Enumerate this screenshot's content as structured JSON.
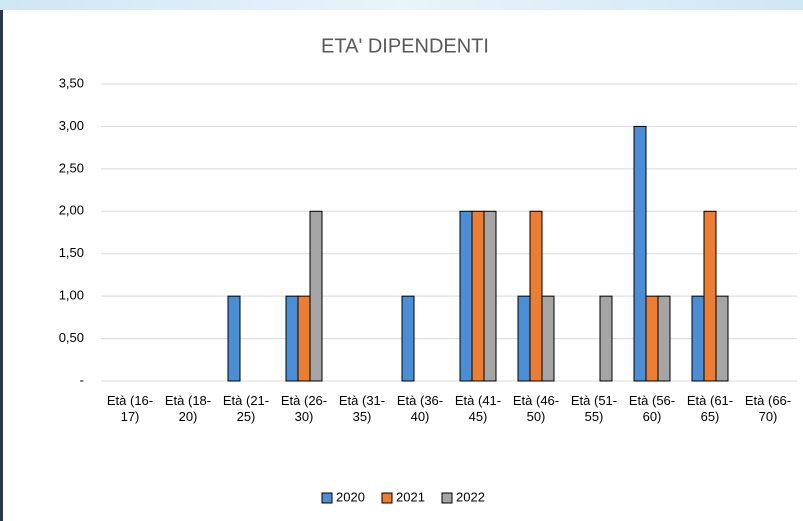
{
  "chart_data": {
    "type": "bar",
    "title": "ETA' DIPENDENTI",
    "categories": [
      "Età (16-17)",
      "Età (18-20)",
      "Età (21-25)",
      "Età (26-30)",
      "Età (31-35)",
      "Età (36-40)",
      "Età (41-45)",
      "Età (46-50)",
      "Età (51-55)",
      "Età (56-60)",
      "Età (61-65)",
      "Età (66-70)"
    ],
    "series": [
      {
        "name": "2020",
        "color": "#4a8fd6",
        "values": [
          0,
          0,
          1,
          1,
          0,
          1,
          2,
          1,
          0,
          3,
          1,
          0
        ]
      },
      {
        "name": "2021",
        "color": "#ed7d31",
        "values": [
          0,
          0,
          0,
          1,
          0,
          0,
          2,
          2,
          0,
          1,
          2,
          0
        ]
      },
      {
        "name": "2022",
        "color": "#a5a5a5",
        "values": [
          0,
          0,
          0,
          2,
          0,
          0,
          2,
          1,
          1,
          1,
          1,
          0
        ]
      }
    ],
    "ylim": [
      0,
      3.5
    ],
    "yticks": [
      {
        "value": 0,
        "label": "-"
      },
      {
        "value": 0.5,
        "label": "0,50"
      },
      {
        "value": 1,
        "label": "1,00"
      },
      {
        "value": 1.5,
        "label": "1,50"
      },
      {
        "value": 2,
        "label": "2,00"
      },
      {
        "value": 2.5,
        "label": "2,50"
      },
      {
        "value": 3,
        "label": "3,00"
      },
      {
        "value": 3.5,
        "label": "3,50"
      }
    ],
    "grid": true,
    "legend": "bottom"
  }
}
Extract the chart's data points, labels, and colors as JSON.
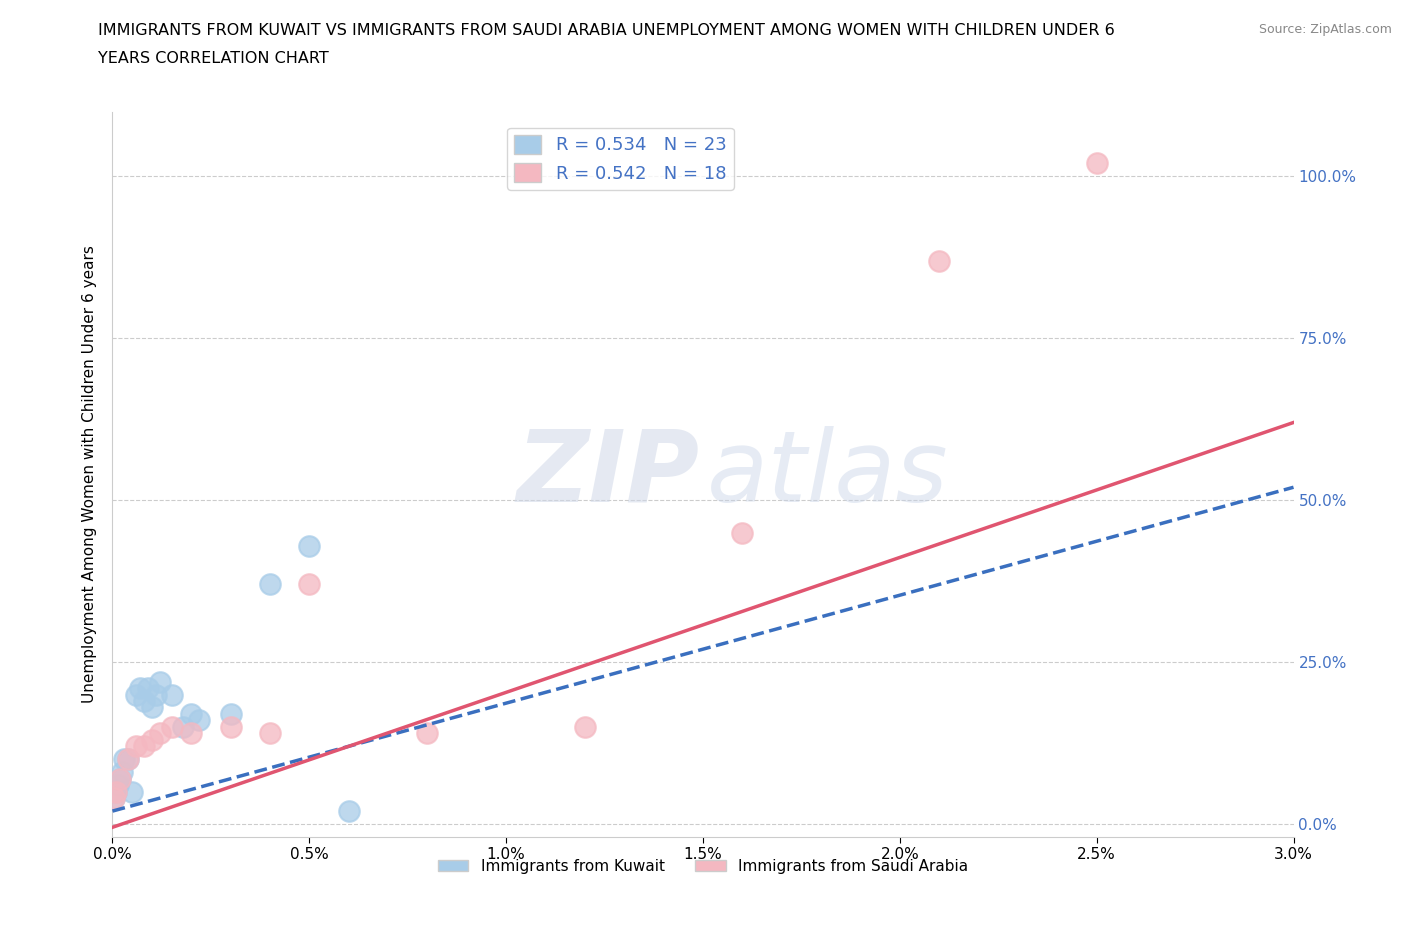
{
  "title_line1": "IMMIGRANTS FROM KUWAIT VS IMMIGRANTS FROM SAUDI ARABIA UNEMPLOYMENT AMONG WOMEN WITH CHILDREN UNDER 6",
  "title_line2": "YEARS CORRELATION CHART",
  "source": "Source: ZipAtlas.com",
  "ylabel": "Unemployment Among Women with Children Under 6 years",
  "xlim": [
    0.0,
    0.03
  ],
  "ylim": [
    -0.02,
    1.1
  ],
  "xticks": [
    0.0,
    0.005,
    0.01,
    0.015,
    0.02,
    0.025,
    0.03
  ],
  "xticklabels": [
    "0.0%",
    "0.5%",
    "1.0%",
    "1.5%",
    "2.0%",
    "2.5%",
    "3.0%"
  ],
  "yticks_right": [
    0.0,
    0.25,
    0.5,
    0.75,
    1.0
  ],
  "yticklabels_right": [
    "0.0%",
    "25.0%",
    "50.0%",
    "75.0%",
    "100.0%"
  ],
  "kuwait_color": "#a8cce8",
  "kuwait_edge_color": "#a8cce8",
  "saudi_color": "#f4b8c1",
  "saudi_edge_color": "#f4b8c1",
  "kuwait_line_color": "#3a6fbf",
  "saudi_line_color": "#e05570",
  "kuwait_R": 0.534,
  "kuwait_N": 23,
  "saudi_R": 0.542,
  "saudi_N": 18,
  "kuwait_line_x0": 0.0,
  "kuwait_line_y0": 0.02,
  "kuwait_line_x1": 0.03,
  "kuwait_line_y1": 0.52,
  "saudi_line_x0": 0.0,
  "saudi_line_y0": -0.005,
  "saudi_line_x1": 0.03,
  "saudi_line_y1": 0.62,
  "kuwait_x": [
    5e-05,
    0.0001,
    0.00015,
    0.0002,
    0.00025,
    0.0003,
    0.0004,
    0.0005,
    0.0006,
    0.0007,
    0.0008,
    0.0009,
    0.001,
    0.0011,
    0.0012,
    0.0015,
    0.0018,
    0.002,
    0.0022,
    0.003,
    0.004,
    0.005,
    0.006
  ],
  "kuwait_y": [
    0.04,
    0.05,
    0.06,
    0.07,
    0.08,
    0.1,
    0.1,
    0.05,
    0.2,
    0.21,
    0.19,
    0.21,
    0.18,
    0.2,
    0.22,
    0.2,
    0.15,
    0.17,
    0.16,
    0.17,
    0.37,
    0.43,
    0.02
  ],
  "saudi_x": [
    5e-05,
    0.0001,
    0.0002,
    0.0004,
    0.0006,
    0.0008,
    0.001,
    0.0012,
    0.0015,
    0.002,
    0.003,
    0.004,
    0.005,
    0.008,
    0.012,
    0.016,
    0.021,
    0.025
  ],
  "saudi_y": [
    0.04,
    0.05,
    0.07,
    0.1,
    0.12,
    0.12,
    0.13,
    0.14,
    0.15,
    0.14,
    0.15,
    0.14,
    0.37,
    0.14,
    0.15,
    0.45,
    0.87,
    1.02
  ],
  "watermark_zip": "ZIP",
  "watermark_atlas": "atlas",
  "background_color": "#ffffff",
  "legend_kuwait": "Immigrants from Kuwait",
  "legend_saudi": "Immigrants from Saudi Arabia",
  "right_axis_color": "#4472c4",
  "grid_color": "#cccccc"
}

──────

__Exercise brief__
Above are some records. Report the number of their lines that include "JSON", and add nothing else.

__Task result__
2